_Given data_.
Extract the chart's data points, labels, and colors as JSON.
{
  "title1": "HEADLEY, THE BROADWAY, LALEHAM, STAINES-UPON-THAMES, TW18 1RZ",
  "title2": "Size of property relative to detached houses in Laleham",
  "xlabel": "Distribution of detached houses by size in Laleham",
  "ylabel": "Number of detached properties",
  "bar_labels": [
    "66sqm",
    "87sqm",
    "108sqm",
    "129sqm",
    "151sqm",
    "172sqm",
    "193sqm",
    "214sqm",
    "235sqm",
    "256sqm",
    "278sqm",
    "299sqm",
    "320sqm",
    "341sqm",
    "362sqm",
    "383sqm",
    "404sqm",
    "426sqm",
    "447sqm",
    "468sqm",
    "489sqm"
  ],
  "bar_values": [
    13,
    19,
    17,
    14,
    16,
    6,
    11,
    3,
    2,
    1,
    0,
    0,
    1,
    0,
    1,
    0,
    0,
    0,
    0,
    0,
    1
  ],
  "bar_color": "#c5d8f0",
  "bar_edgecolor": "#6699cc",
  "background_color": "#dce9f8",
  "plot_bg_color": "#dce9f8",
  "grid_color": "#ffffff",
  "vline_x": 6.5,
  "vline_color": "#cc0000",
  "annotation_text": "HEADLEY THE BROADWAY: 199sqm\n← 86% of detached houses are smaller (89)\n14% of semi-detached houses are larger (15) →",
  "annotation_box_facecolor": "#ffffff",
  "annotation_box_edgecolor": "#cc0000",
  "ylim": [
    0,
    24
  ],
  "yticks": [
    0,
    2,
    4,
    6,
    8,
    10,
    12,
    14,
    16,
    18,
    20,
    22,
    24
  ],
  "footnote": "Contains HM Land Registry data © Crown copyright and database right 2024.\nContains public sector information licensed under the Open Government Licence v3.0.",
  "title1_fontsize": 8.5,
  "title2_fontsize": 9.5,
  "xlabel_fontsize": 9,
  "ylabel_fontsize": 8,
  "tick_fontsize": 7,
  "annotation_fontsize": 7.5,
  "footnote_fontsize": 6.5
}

_Goal of the exercise_.
All entries must be repeated verbatim.

_Solution_.
Extract the chart's data points, labels, and colors as JSON.
{
  "title1": "HEADLEY, THE BROADWAY, LALEHAM, STAINES-UPON-THAMES, TW18 1RZ",
  "title2": "Size of property relative to detached houses in Laleham",
  "xlabel": "Distribution of detached houses by size in Laleham",
  "ylabel": "Number of detached properties",
  "bar_labels": [
    "66sqm",
    "87sqm",
    "108sqm",
    "129sqm",
    "151sqm",
    "172sqm",
    "193sqm",
    "214sqm",
    "235sqm",
    "256sqm",
    "278sqm",
    "299sqm",
    "320sqm",
    "341sqm",
    "362sqm",
    "383sqm",
    "404sqm",
    "426sqm",
    "447sqm",
    "468sqm",
    "489sqm"
  ],
  "bar_values": [
    13,
    19,
    17,
    14,
    16,
    6,
    11,
    3,
    2,
    1,
    0,
    0,
    1,
    0,
    1,
    0,
    0,
    0,
    0,
    0,
    1
  ],
  "bar_color": "#c5d8f0",
  "bar_edgecolor": "#6699cc",
  "background_color": "#dce9f8",
  "plot_bg_color": "#dce9f8",
  "grid_color": "#ffffff",
  "vline_x": 6.5,
  "vline_color": "#cc0000",
  "annotation_text": "HEADLEY THE BROADWAY: 199sqm\n← 86% of detached houses are smaller (89)\n14% of semi-detached houses are larger (15) →",
  "annotation_box_facecolor": "#ffffff",
  "annotation_box_edgecolor": "#cc0000",
  "ylim": [
    0,
    24
  ],
  "yticks": [
    0,
    2,
    4,
    6,
    8,
    10,
    12,
    14,
    16,
    18,
    20,
    22,
    24
  ],
  "footnote": "Contains HM Land Registry data © Crown copyright and database right 2024.\nContains public sector information licensed under the Open Government Licence v3.0.",
  "title1_fontsize": 8.5,
  "title2_fontsize": 9.5,
  "xlabel_fontsize": 9,
  "ylabel_fontsize": 8,
  "tick_fontsize": 7,
  "annotation_fontsize": 7.5,
  "footnote_fontsize": 6.5
}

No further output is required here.